» AIM
Reproduce the records below, switching every occurrence of "nose-icon" to "nose-marker" and leaving everything else unchanged.

-------

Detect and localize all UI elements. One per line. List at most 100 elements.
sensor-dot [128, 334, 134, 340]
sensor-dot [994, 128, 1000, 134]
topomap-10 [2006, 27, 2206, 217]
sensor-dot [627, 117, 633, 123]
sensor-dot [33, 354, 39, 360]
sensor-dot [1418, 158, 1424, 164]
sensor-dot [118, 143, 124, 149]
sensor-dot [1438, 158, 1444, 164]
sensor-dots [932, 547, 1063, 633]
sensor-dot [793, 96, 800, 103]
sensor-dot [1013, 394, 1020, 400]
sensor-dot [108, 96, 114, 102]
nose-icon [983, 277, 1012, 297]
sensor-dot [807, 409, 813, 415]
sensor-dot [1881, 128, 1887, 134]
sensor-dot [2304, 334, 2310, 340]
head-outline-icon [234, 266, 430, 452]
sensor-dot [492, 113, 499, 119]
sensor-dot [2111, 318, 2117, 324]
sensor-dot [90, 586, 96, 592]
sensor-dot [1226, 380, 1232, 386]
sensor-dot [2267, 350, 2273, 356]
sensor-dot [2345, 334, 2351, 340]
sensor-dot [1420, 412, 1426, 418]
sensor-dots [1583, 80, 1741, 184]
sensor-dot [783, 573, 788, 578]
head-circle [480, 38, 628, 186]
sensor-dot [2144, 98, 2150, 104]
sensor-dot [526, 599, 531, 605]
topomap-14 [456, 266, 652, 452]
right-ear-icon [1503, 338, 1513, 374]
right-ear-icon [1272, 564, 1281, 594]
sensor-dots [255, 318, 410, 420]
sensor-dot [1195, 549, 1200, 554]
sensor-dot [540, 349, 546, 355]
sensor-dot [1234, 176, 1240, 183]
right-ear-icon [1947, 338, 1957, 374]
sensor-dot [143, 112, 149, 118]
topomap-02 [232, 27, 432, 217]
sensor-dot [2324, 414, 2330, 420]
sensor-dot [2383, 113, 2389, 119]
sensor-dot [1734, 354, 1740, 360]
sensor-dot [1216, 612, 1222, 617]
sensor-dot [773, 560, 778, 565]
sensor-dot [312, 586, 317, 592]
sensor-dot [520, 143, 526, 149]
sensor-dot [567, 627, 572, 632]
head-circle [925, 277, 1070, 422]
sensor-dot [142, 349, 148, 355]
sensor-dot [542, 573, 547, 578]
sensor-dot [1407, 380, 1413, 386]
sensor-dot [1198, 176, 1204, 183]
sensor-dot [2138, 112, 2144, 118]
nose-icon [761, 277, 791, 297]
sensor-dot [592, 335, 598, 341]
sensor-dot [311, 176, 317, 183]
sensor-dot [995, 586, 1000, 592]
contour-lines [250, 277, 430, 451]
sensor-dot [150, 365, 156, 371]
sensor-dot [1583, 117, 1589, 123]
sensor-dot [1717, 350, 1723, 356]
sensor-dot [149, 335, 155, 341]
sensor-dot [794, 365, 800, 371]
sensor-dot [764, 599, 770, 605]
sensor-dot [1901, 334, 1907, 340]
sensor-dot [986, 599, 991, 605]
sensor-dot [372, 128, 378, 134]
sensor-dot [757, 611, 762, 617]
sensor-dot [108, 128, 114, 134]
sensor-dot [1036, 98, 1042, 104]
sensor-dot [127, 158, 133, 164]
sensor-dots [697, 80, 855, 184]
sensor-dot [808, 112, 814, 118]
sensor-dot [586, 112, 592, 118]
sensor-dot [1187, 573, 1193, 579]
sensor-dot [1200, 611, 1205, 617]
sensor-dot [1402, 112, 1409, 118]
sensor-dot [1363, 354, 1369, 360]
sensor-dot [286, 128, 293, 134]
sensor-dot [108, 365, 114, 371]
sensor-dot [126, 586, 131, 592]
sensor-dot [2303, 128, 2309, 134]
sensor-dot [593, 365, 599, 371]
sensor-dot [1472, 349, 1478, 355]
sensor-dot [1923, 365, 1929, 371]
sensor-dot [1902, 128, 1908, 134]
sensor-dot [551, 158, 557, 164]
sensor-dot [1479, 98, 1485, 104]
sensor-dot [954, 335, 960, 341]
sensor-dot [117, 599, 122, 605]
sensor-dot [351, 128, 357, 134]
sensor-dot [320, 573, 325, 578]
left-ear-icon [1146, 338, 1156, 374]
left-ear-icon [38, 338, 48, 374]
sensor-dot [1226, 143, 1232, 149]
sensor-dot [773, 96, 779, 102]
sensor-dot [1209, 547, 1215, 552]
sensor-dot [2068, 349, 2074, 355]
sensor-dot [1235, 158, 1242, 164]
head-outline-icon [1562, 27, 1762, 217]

-------

» THE ANSWER
Detect and localize all UI elements. One per line. List at most 100 elements.
sensor-dot [128, 334, 134, 340]
sensor-dot [994, 128, 1000, 134]
topomap-10 [2006, 27, 2206, 217]
sensor-dot [627, 117, 633, 123]
sensor-dot [33, 354, 39, 360]
sensor-dot [1418, 158, 1424, 164]
sensor-dot [118, 143, 124, 149]
sensor-dot [1438, 158, 1444, 164]
sensor-dots [932, 547, 1063, 633]
sensor-dot [793, 96, 800, 103]
sensor-dot [1013, 394, 1020, 400]
sensor-dot [108, 96, 114, 102]
nose-marker [983, 277, 1012, 297]
sensor-dot [807, 409, 813, 415]
sensor-dot [1881, 128, 1887, 134]
sensor-dot [2304, 334, 2310, 340]
head-outline-icon [234, 266, 430, 452]
sensor-dot [492, 113, 499, 119]
sensor-dot [2111, 318, 2117, 324]
sensor-dot [90, 586, 96, 592]
sensor-dot [1226, 380, 1232, 386]
sensor-dot [2267, 350, 2273, 356]
sensor-dot [2345, 334, 2351, 340]
sensor-dot [1420, 412, 1426, 418]
sensor-dots [1583, 80, 1741, 184]
sensor-dot [783, 573, 788, 578]
head-circle [480, 38, 628, 186]
sensor-dot [2144, 98, 2150, 104]
sensor-dot [526, 599, 531, 605]
topomap-14 [456, 266, 652, 452]
right-ear-icon [1503, 338, 1513, 374]
right-ear-icon [1272, 564, 1281, 594]
sensor-dots [255, 318, 410, 420]
sensor-dot [1195, 549, 1200, 554]
sensor-dot [540, 349, 546, 355]
sensor-dot [1234, 176, 1240, 183]
right-ear-icon [1947, 338, 1957, 374]
sensor-dot [143, 112, 149, 118]
topomap-02 [232, 27, 432, 217]
sensor-dot [2324, 414, 2330, 420]
sensor-dot [2383, 113, 2389, 119]
sensor-dot [1734, 354, 1740, 360]
sensor-dot [1216, 612, 1222, 617]
sensor-dot [773, 560, 778, 565]
sensor-dot [312, 586, 317, 592]
sensor-dot [520, 143, 526, 149]
sensor-dot [567, 627, 572, 632]
head-circle [925, 277, 1070, 422]
sensor-dot [142, 349, 148, 355]
sensor-dot [542, 573, 547, 578]
sensor-dot [1407, 380, 1413, 386]
sensor-dot [1198, 176, 1204, 183]
sensor-dot [2138, 112, 2144, 118]
nose-marker [761, 277, 791, 297]
sensor-dot [592, 335, 598, 341]
sensor-dot [311, 176, 317, 183]
sensor-dot [995, 586, 1000, 592]
contour-lines [250, 277, 430, 451]
sensor-dot [150, 365, 156, 371]
sensor-dot [1583, 117, 1589, 123]
sensor-dot [1717, 350, 1723, 356]
sensor-dot [149, 335, 155, 341]
sensor-dot [794, 365, 800, 371]
sensor-dot [764, 599, 770, 605]
sensor-dot [1901, 334, 1907, 340]
sensor-dot [986, 599, 991, 605]
sensor-dot [372, 128, 378, 134]
sensor-dot [757, 611, 762, 617]
sensor-dot [108, 128, 114, 134]
sensor-dot [1036, 98, 1042, 104]
sensor-dot [127, 158, 133, 164]
sensor-dots [697, 80, 855, 184]
sensor-dot [808, 112, 814, 118]
sensor-dot [586, 112, 592, 118]
sensor-dot [1187, 573, 1193, 579]
sensor-dot [1200, 611, 1205, 617]
sensor-dot [1402, 112, 1409, 118]
sensor-dot [1363, 354, 1369, 360]
sensor-dot [286, 128, 293, 134]
sensor-dot [108, 365, 114, 371]
sensor-dot [126, 586, 131, 592]
sensor-dot [2303, 128, 2309, 134]
sensor-dot [593, 365, 599, 371]
sensor-dot [1472, 349, 1478, 355]
sensor-dot [1923, 365, 1929, 371]
sensor-dot [1902, 128, 1908, 134]
sensor-dot [551, 158, 557, 164]
sensor-dot [1479, 98, 1485, 104]
sensor-dot [954, 335, 960, 341]
sensor-dot [117, 599, 122, 605]
sensor-dot [351, 128, 357, 134]
sensor-dot [320, 573, 325, 578]
left-ear-icon [1146, 338, 1156, 374]
left-ear-icon [38, 338, 48, 374]
sensor-dot [1226, 143, 1232, 149]
sensor-dot [773, 96, 779, 102]
sensor-dot [1209, 547, 1215, 552]
sensor-dot [2068, 349, 2074, 355]
sensor-dot [1235, 158, 1242, 164]
head-outline-icon [1562, 27, 1762, 217]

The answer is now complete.